Work required: Reproduce word for word the lines of the records below, from the line containing "List UI elements" through the line containing "Point bbox=[125, 760, 148, 774]", both included.

# START OF Records for the exercise

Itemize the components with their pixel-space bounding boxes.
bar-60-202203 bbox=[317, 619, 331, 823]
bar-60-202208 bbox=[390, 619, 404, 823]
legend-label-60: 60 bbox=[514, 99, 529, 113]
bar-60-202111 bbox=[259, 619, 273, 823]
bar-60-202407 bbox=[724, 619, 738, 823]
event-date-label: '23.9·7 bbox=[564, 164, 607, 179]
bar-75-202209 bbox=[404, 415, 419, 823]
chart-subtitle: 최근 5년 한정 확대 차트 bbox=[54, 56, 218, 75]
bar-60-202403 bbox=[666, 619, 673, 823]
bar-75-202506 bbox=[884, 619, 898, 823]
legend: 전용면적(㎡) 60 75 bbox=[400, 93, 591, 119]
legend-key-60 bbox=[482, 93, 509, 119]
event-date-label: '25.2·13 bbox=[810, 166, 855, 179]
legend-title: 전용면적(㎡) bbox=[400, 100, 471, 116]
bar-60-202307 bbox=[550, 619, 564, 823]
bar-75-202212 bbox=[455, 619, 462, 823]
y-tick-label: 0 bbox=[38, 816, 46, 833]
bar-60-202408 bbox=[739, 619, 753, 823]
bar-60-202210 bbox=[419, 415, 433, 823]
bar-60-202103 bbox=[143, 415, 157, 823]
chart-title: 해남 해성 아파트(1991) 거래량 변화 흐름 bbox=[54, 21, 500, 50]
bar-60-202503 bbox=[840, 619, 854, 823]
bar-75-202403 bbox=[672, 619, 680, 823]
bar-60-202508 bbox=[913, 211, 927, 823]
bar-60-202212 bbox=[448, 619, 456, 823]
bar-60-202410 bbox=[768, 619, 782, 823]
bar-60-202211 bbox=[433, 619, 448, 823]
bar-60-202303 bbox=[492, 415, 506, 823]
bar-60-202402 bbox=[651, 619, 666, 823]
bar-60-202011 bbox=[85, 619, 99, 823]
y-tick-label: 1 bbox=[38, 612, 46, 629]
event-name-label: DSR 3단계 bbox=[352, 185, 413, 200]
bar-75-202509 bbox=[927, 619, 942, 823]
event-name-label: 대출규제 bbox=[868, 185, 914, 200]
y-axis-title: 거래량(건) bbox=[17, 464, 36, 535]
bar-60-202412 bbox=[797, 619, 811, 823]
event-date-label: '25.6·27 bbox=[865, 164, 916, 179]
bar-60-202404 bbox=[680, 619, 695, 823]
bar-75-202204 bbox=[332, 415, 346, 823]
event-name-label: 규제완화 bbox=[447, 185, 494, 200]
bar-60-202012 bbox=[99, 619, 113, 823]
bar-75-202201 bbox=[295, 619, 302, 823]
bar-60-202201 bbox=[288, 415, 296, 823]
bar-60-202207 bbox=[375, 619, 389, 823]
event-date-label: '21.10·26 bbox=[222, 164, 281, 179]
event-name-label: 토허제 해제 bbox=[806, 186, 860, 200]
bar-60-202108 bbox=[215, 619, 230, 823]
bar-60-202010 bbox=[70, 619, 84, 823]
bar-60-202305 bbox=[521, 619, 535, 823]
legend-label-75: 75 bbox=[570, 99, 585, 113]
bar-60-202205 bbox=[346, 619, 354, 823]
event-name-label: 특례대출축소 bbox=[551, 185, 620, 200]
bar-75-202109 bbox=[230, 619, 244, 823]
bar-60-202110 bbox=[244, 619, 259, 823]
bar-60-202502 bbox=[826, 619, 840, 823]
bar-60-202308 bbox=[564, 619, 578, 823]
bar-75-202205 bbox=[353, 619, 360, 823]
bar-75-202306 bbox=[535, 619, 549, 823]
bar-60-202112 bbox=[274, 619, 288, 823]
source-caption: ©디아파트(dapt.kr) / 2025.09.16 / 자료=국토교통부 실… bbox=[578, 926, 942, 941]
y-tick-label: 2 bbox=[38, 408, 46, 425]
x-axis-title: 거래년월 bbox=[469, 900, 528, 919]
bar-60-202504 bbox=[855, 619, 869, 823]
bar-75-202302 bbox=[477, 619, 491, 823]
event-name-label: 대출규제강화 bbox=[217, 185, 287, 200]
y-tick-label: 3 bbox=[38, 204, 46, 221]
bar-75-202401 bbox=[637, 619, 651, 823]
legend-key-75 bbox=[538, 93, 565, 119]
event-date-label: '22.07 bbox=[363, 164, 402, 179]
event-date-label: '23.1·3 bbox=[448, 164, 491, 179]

# END OF Records for the exercise
# START OF Records for the exercise

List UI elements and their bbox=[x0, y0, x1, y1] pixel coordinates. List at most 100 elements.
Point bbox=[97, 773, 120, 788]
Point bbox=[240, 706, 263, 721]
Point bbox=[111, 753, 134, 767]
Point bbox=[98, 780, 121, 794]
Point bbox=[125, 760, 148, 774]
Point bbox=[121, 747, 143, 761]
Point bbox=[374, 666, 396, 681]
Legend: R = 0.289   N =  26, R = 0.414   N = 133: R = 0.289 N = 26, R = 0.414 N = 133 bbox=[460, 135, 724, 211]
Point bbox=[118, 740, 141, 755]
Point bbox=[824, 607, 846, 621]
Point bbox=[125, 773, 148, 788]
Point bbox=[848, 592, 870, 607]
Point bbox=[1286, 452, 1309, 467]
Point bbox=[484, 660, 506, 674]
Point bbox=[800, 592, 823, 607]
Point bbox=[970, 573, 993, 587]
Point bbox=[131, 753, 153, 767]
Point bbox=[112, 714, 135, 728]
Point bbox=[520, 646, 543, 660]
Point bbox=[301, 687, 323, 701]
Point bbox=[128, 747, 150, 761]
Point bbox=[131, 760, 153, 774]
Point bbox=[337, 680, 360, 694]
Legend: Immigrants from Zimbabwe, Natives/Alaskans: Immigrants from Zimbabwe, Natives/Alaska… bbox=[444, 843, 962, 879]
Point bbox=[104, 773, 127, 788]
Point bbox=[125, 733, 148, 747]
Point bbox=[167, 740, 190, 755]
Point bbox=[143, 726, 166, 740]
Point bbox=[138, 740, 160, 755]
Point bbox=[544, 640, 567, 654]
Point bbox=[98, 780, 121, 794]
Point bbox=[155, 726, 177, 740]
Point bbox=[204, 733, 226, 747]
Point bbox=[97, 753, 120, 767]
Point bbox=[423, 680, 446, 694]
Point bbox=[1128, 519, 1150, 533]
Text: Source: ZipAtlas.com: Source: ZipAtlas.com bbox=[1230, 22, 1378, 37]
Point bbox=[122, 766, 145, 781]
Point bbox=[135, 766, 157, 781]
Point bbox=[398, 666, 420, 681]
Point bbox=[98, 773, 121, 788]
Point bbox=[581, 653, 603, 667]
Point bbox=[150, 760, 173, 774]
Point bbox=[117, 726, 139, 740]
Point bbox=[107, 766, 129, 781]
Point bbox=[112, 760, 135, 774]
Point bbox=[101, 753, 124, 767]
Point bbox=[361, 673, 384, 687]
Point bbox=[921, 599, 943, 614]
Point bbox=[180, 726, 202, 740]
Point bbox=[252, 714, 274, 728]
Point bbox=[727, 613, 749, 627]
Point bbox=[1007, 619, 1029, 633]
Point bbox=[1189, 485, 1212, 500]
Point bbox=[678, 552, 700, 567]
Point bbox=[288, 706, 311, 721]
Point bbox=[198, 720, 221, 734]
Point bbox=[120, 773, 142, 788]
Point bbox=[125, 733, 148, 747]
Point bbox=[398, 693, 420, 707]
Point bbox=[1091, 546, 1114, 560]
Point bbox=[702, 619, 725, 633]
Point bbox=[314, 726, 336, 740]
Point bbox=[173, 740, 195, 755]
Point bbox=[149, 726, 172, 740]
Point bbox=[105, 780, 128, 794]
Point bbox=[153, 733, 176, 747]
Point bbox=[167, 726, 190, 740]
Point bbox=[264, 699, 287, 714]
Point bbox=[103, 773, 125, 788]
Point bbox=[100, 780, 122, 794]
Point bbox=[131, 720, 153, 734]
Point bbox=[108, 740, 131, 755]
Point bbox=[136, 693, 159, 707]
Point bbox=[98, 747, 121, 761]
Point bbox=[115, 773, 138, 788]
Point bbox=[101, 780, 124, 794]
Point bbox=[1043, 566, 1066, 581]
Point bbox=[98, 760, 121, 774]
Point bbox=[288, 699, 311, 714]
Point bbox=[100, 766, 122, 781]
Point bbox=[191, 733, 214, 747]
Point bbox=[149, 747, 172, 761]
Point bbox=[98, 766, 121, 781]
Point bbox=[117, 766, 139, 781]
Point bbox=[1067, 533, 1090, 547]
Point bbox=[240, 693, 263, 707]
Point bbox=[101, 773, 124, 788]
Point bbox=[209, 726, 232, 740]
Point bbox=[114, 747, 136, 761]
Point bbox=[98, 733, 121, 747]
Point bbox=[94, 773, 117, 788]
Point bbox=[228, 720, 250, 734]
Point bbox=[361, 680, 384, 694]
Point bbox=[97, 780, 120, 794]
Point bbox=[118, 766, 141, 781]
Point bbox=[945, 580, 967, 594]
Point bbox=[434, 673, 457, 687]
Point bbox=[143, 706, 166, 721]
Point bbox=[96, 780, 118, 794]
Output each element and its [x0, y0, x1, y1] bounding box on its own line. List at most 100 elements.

# END OF Records for the exercise

The response:
List UI elements and their bbox=[x0, y0, x1, y1] pixel coordinates. List at most 100 elements.
Point bbox=[97, 773, 120, 788]
Point bbox=[240, 706, 263, 721]
Point bbox=[111, 753, 134, 767]
Point bbox=[98, 780, 121, 794]
Point bbox=[125, 760, 148, 774]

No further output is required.